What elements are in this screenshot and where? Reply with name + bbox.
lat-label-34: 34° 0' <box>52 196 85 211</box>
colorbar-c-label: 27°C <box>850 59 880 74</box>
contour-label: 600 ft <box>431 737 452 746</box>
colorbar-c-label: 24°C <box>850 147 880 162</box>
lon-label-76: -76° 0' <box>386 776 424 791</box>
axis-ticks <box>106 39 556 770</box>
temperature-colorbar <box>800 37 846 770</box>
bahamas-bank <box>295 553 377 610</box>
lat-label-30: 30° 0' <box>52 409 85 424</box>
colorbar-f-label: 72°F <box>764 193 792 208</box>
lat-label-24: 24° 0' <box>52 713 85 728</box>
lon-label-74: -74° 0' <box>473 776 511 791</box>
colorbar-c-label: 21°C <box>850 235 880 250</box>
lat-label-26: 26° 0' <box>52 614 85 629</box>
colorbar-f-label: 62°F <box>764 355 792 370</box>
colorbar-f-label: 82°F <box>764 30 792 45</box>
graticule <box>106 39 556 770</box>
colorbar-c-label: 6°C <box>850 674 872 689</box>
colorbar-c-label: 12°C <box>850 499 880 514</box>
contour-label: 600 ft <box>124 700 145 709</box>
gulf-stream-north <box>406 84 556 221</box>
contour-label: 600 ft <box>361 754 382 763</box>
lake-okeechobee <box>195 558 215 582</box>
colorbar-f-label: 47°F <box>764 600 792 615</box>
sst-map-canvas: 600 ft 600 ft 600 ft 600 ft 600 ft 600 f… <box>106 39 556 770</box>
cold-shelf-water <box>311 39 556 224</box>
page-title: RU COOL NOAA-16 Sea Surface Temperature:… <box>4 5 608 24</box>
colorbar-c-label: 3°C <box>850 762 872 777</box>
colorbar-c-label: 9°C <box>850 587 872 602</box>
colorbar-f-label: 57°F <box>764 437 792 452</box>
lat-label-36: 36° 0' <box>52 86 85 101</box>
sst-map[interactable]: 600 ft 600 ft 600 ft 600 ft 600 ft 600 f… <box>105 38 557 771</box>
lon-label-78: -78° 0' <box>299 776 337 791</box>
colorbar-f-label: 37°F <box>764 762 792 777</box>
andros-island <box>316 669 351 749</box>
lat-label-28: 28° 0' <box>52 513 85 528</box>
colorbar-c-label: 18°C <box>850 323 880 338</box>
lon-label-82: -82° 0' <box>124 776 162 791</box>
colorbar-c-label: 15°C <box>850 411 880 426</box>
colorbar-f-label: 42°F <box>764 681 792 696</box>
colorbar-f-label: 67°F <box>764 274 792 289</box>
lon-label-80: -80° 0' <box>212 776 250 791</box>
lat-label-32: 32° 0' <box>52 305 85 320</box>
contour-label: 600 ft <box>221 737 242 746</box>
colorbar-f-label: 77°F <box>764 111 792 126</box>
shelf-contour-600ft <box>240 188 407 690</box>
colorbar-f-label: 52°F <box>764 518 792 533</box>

= = =

▸ Exercise description: Extract every line of the material above verbatim, leaving each name and box untouched.

▸ Answer to this problem:
What elements are in this screenshot and where? Reply with name + bbox.
lat-label-34: 34° 0' <box>52 196 85 211</box>
colorbar-c-label: 27°C <box>850 59 880 74</box>
contour-label: 600 ft <box>431 737 452 746</box>
colorbar-c-label: 24°C <box>850 147 880 162</box>
lon-label-76: -76° 0' <box>386 776 424 791</box>
axis-ticks <box>106 39 556 770</box>
temperature-colorbar <box>800 37 846 770</box>
bahamas-bank <box>295 553 377 610</box>
lat-label-30: 30° 0' <box>52 409 85 424</box>
colorbar-f-label: 72°F <box>764 193 792 208</box>
lat-label-24: 24° 0' <box>52 713 85 728</box>
lon-label-74: -74° 0' <box>473 776 511 791</box>
colorbar-c-label: 21°C <box>850 235 880 250</box>
lat-label-26: 26° 0' <box>52 614 85 629</box>
colorbar-f-label: 62°F <box>764 355 792 370</box>
colorbar-f-label: 82°F <box>764 30 792 45</box>
graticule <box>106 39 556 770</box>
colorbar-c-label: 6°C <box>850 674 872 689</box>
colorbar-c-label: 12°C <box>850 499 880 514</box>
contour-label: 600 ft <box>124 700 145 709</box>
gulf-stream-north <box>406 84 556 221</box>
contour-label: 600 ft <box>361 754 382 763</box>
lake-okeechobee <box>195 558 215 582</box>
colorbar-f-label: 47°F <box>764 600 792 615</box>
sst-map-canvas: 600 ft 600 ft 600 ft 600 ft 600 ft 600 f… <box>106 39 556 770</box>
cold-shelf-water <box>311 39 556 224</box>
page-title: RU COOL NOAA-16 Sea Surface Temperature:… <box>4 5 608 24</box>
colorbar-c-label: 3°C <box>850 762 872 777</box>
colorbar-c-label: 9°C <box>850 587 872 602</box>
colorbar-f-label: 57°F <box>764 437 792 452</box>
lat-label-36: 36° 0' <box>52 86 85 101</box>
sst-map[interactable]: 600 ft 600 ft 600 ft 600 ft 600 ft 600 f… <box>105 38 557 771</box>
lon-label-78: -78° 0' <box>299 776 337 791</box>
colorbar-f-label: 37°F <box>764 762 792 777</box>
andros-island <box>316 669 351 749</box>
lat-label-28: 28° 0' <box>52 513 85 528</box>
colorbar-c-label: 18°C <box>850 323 880 338</box>
lon-label-82: -82° 0' <box>124 776 162 791</box>
colorbar-c-label: 15°C <box>850 411 880 426</box>
colorbar-f-label: 42°F <box>764 681 792 696</box>
colorbar-f-label: 67°F <box>764 274 792 289</box>
lon-label-80: -80° 0' <box>212 776 250 791</box>
lat-label-32: 32° 0' <box>52 305 85 320</box>
contour-label: 600 ft <box>221 737 242 746</box>
colorbar-f-label: 77°F <box>764 111 792 126</box>
shelf-contour-600ft <box>240 188 407 690</box>
colorbar-f-label: 52°F <box>764 518 792 533</box>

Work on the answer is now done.